Source records
>>
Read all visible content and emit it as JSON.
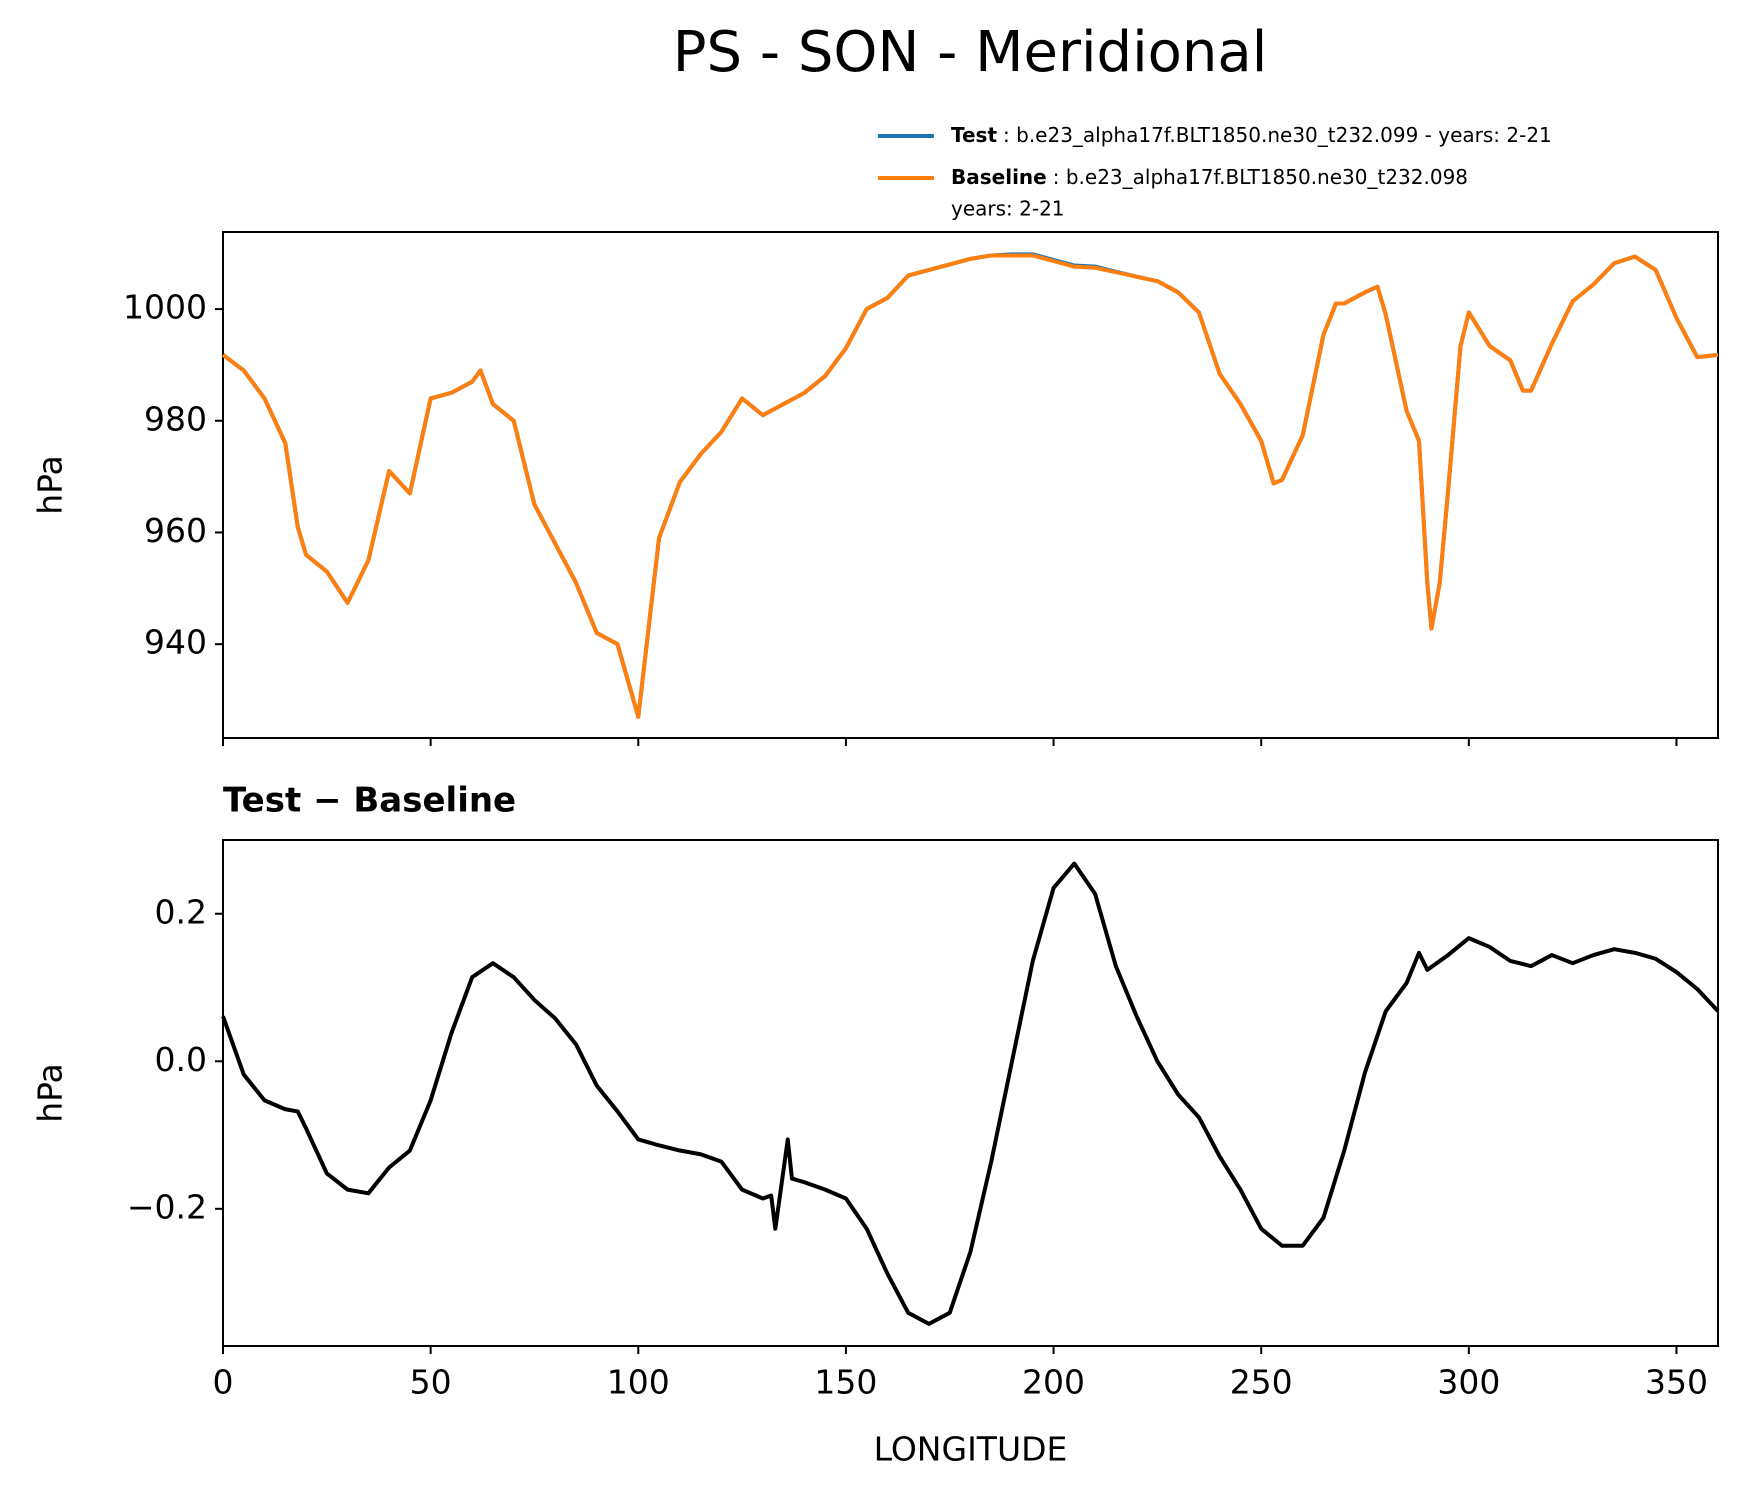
{
  "title": "PS - SON - Meridional",
  "chart_data": [
    {
      "type": "line",
      "ylabel": "hPa",
      "x": [
        0,
        5,
        10,
        15,
        18,
        20,
        25,
        30,
        35,
        40,
        45,
        50,
        55,
        60,
        62,
        65,
        70,
        75,
        80,
        85,
        90,
        95,
        100,
        105,
        110,
        115,
        120,
        125,
        130,
        135,
        140,
        145,
        150,
        155,
        160,
        165,
        170,
        175,
        180,
        185,
        190,
        195,
        200,
        205,
        210,
        215,
        220,
        225,
        230,
        235,
        240,
        245,
        250,
        253,
        255,
        260,
        265,
        268,
        270,
        275,
        278,
        280,
        285,
        288,
        290,
        291,
        293,
        295,
        298,
        300,
        305,
        310,
        313,
        315,
        320,
        325,
        330,
        335,
        340,
        345,
        350,
        355,
        360
      ],
      "series": [
        {
          "name": "Test",
          "description": [
            ": b.e23_alpha17f.BLT1850.ne30_t232.099 - years: 2-21"
          ],
          "color": "#1f77b4",
          "values": [
            991.8,
            989,
            984,
            976,
            961,
            956,
            953,
            947.4,
            955,
            971,
            967,
            984,
            985,
            987,
            989,
            983,
            980,
            965,
            958,
            951,
            942,
            940,
            927,
            959,
            969,
            974,
            978,
            984,
            981,
            983,
            985,
            988,
            993,
            1000,
            1002,
            1006,
            1007,
            1008,
            1009,
            1009.6,
            1009.8,
            1009.8,
            1008.8,
            1007.8,
            1007.6,
            1006.7,
            1005.8,
            1005,
            1003,
            999.4,
            988.4,
            983,
            976.4,
            968.8,
            969.4,
            977.4,
            995.4,
            1001,
            1001,
            1003,
            1004,
            999,
            981.8,
            976.4,
            951,
            942.8,
            951,
            967.4,
            993.4,
            999.4,
            993.4,
            990.8,
            985.4,
            985.4,
            993.8,
            1001.4,
            1004.4,
            1008.2,
            1009.4,
            1007,
            998.4,
            991.4,
            991.8
          ]
        },
        {
          "name": "Baseline",
          "description": [
            ": b.e23_alpha17f.BLT1850.ne30_t232.098",
            "years: 2-21"
          ],
          "color": "#ff7f0e",
          "values": [
            991.8,
            989,
            984,
            976,
            961,
            956,
            953,
            947.4,
            955,
            971,
            967,
            984,
            985,
            987,
            989,
            983,
            980,
            965,
            958,
            951,
            942,
            940,
            927,
            959,
            969,
            974,
            978,
            984,
            981,
            983,
            985,
            988,
            993,
            1000,
            1002,
            1006,
            1007,
            1008,
            1009,
            1009.6,
            1009.6,
            1009.6,
            1008.6,
            1007.6,
            1007.4,
            1006.6,
            1005.8,
            1005,
            1003,
            999.4,
            988.4,
            983,
            976.4,
            968.8,
            969.4,
            977.4,
            995.4,
            1001,
            1001,
            1003,
            1004,
            999,
            981.8,
            976.4,
            951,
            942.8,
            951,
            967.4,
            993.4,
            999.4,
            993.4,
            990.8,
            985.4,
            985.4,
            993.8,
            1001.4,
            1004.4,
            1008.2,
            1009.4,
            1007,
            998.4,
            991.4,
            991.8
          ]
        }
      ],
      "xlim": [
        0,
        360
      ],
      "xticks": [
        0,
        50,
        100,
        150,
        200,
        250,
        300,
        350
      ],
      "ylim": [
        923.2,
        1013.8
      ],
      "yticks": [
        940,
        960,
        980,
        1000
      ]
    },
    {
      "type": "line",
      "title": "Test − Baseline",
      "ylabel": "hPa",
      "xlabel": "LONGITUDE",
      "x": [
        0,
        5,
        10,
        15,
        18,
        20,
        25,
        30,
        35,
        40,
        45,
        50,
        55,
        60,
        65,
        70,
        75,
        80,
        85,
        90,
        95,
        100,
        105,
        110,
        115,
        120,
        125,
        130,
        132,
        133,
        136,
        137,
        140,
        145,
        150,
        155,
        160,
        165,
        170,
        175,
        180,
        185,
        190,
        195,
        200,
        205,
        210,
        215,
        220,
        225,
        230,
        235,
        240,
        245,
        250,
        255,
        260,
        265,
        270,
        275,
        280,
        285,
        288,
        290,
        295,
        300,
        305,
        310,
        315,
        320,
        325,
        330,
        335,
        340,
        345,
        350,
        355,
        360
      ],
      "series": [
        {
          "name": "Test − Baseline",
          "color": "#000000",
          "values": [
            0.061,
            -0.018,
            -0.053,
            -0.065,
            -0.068,
            -0.091,
            -0.152,
            -0.174,
            -0.179,
            -0.144,
            -0.121,
            -0.053,
            0.038,
            0.114,
            0.133,
            0.114,
            0.083,
            0.058,
            0.023,
            -0.033,
            -0.068,
            -0.106,
            -0.114,
            -0.121,
            -0.126,
            -0.136,
            -0.174,
            -0.186,
            -0.182,
            -0.227,
            -0.106,
            -0.159,
            -0.164,
            -0.174,
            -0.186,
            -0.227,
            -0.288,
            -0.341,
            -0.356,
            -0.341,
            -0.258,
            -0.136,
            0.0,
            0.136,
            0.235,
            0.268,
            0.227,
            0.129,
            0.061,
            0.0,
            -0.045,
            -0.076,
            -0.129,
            -0.174,
            -0.227,
            -0.25,
            -0.25,
            -0.212,
            -0.121,
            -0.015,
            0.068,
            0.106,
            0.147,
            0.124,
            0.144,
            0.167,
            0.155,
            0.136,
            0.129,
            0.144,
            0.133,
            0.144,
            0.152,
            0.147,
            0.139,
            0.121,
            0.098,
            0.068
          ]
        }
      ],
      "xlim": [
        0,
        360
      ],
      "xticks": [
        0,
        50,
        100,
        150,
        200,
        250,
        300,
        350
      ],
      "ylim": [
        -0.386,
        0.3
      ],
      "yticks": [
        {
          "value": -0.2,
          "label": "−0.2"
        },
        {
          "value": 0.0,
          "label": "0.0"
        },
        0.2
      ]
    }
  ]
}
<<
● What the task asks
Copy out the lines that hold "years".

● Exercise result
            ": b.e23_alpha17f.BLT1850.ne30_t232.099 - years: 2-21"
            "years: 2-21"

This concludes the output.